-------- Source records

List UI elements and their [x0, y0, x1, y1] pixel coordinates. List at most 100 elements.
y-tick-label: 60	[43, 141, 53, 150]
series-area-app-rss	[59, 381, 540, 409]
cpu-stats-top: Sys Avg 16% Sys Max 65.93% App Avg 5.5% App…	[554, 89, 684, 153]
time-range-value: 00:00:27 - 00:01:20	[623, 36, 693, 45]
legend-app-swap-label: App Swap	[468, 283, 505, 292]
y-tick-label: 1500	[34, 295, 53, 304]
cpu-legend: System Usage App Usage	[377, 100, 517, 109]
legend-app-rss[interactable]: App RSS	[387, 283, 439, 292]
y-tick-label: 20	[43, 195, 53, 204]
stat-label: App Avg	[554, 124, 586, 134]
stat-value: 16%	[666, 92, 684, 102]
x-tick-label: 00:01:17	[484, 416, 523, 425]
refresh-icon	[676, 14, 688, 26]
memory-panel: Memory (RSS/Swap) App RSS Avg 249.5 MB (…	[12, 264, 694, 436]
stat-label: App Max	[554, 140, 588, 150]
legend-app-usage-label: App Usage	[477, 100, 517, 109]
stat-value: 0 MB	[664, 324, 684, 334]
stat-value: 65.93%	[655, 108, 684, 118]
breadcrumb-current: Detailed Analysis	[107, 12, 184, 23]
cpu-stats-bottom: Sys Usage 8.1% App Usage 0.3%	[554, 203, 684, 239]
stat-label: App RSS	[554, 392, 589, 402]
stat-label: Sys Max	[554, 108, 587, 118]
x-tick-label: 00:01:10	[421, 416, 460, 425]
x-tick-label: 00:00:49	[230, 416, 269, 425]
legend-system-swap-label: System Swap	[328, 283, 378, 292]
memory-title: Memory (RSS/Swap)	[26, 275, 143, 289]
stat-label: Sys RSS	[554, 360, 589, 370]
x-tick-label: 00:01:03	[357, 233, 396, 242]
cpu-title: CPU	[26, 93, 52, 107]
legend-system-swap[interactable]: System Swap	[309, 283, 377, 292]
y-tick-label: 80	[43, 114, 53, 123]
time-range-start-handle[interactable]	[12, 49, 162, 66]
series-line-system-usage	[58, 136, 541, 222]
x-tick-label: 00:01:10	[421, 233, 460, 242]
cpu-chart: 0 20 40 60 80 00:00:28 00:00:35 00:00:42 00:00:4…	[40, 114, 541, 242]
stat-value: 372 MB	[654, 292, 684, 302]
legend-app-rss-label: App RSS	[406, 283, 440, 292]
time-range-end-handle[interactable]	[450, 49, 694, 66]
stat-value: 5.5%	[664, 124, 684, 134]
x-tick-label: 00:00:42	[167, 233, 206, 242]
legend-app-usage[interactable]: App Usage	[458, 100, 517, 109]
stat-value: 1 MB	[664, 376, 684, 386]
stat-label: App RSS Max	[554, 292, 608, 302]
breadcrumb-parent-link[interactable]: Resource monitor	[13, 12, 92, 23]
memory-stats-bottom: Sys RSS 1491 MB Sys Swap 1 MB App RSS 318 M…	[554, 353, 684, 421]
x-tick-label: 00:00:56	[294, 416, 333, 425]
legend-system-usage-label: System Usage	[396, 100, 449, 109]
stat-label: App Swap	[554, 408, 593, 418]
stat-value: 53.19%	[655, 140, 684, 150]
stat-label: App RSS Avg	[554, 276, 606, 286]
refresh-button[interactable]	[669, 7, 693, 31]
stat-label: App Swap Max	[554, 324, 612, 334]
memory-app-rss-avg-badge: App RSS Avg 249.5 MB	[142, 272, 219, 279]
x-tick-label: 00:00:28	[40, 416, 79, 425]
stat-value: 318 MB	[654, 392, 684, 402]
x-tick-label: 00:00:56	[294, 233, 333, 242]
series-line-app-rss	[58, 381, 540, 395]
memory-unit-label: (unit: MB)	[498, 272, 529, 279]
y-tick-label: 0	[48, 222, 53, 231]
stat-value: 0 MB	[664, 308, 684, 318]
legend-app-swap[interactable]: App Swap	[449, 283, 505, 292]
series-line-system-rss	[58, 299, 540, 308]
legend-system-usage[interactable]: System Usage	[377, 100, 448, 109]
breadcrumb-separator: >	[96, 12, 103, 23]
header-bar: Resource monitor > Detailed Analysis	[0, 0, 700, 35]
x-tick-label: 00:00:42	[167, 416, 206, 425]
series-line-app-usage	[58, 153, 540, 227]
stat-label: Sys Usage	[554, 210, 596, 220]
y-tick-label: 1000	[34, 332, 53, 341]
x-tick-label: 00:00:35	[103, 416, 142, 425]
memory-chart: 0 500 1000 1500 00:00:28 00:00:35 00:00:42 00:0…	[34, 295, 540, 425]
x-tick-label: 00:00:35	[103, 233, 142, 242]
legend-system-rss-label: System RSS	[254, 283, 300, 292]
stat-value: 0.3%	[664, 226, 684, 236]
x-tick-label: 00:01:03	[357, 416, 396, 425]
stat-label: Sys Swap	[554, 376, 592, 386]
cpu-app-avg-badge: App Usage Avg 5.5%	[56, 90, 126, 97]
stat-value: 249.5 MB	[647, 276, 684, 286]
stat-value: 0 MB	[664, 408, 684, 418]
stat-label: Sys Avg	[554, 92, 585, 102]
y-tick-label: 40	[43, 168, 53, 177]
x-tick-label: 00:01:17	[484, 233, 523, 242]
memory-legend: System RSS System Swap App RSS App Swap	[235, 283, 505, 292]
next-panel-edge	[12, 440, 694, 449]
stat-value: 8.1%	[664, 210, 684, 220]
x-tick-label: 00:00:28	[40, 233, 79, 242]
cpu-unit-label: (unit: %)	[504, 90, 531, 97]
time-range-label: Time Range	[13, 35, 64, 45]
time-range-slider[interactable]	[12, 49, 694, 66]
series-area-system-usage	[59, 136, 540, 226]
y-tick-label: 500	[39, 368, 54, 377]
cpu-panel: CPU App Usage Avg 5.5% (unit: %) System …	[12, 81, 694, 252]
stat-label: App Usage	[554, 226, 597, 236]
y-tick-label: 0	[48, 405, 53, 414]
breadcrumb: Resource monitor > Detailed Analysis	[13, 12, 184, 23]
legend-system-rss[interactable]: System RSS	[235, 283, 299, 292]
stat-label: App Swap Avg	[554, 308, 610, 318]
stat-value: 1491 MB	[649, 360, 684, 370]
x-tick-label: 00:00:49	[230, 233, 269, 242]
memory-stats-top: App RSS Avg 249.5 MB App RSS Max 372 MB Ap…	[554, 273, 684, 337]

----------------

▶ **Given exercise**
Rewrite the listing from its first line through the line containing "416, 269, 425]", swapping "stat-label" for "stat-name" and leaving everything else the same.

▶ **Written solution**
List UI elements and their [x0, y0, x1, y1] pixel coordinates. List at most 100 elements.
y-tick-label: 60	[43, 141, 53, 150]
series-area-app-rss	[59, 381, 540, 409]
cpu-stats-top: Sys Avg 16% Sys Max 65.93% App Avg 5.5% App…	[554, 89, 684, 153]
time-range-value: 00:00:27 - 00:01:20	[623, 36, 693, 45]
legend-app-swap-label: App Swap	[468, 283, 505, 292]
y-tick-label: 1500	[34, 295, 53, 304]
cpu-legend: System Usage App Usage	[377, 100, 517, 109]
legend-app-rss[interactable]: App RSS	[387, 283, 439, 292]
y-tick-label: 20	[43, 195, 53, 204]
stat-name: App Avg	[554, 124, 586, 134]
stat-value: 16%	[666, 92, 684, 102]
x-tick-label: 00:01:17	[484, 416, 523, 425]
refresh-icon	[676, 14, 688, 26]
memory-panel: Memory (RSS/Swap) App RSS Avg 249.5 MB (…	[12, 264, 694, 436]
stat-name: App Max	[554, 140, 588, 150]
legend-app-usage-label: App Usage	[477, 100, 517, 109]
stat-value: 0 MB	[664, 324, 684, 334]
stat-value: 65.93%	[655, 108, 684, 118]
breadcrumb-current: Detailed Analysis	[107, 12, 184, 23]
cpu-stats-bottom: Sys Usage 8.1% App Usage 0.3%	[554, 203, 684, 239]
stat-name: App RSS	[554, 392, 589, 402]
stat-name: Sys Max	[554, 108, 587, 118]
x-tick-label: 00:01:10	[421, 416, 460, 425]
x-tick-label: 00:00:49	[230, 416, 269, 425]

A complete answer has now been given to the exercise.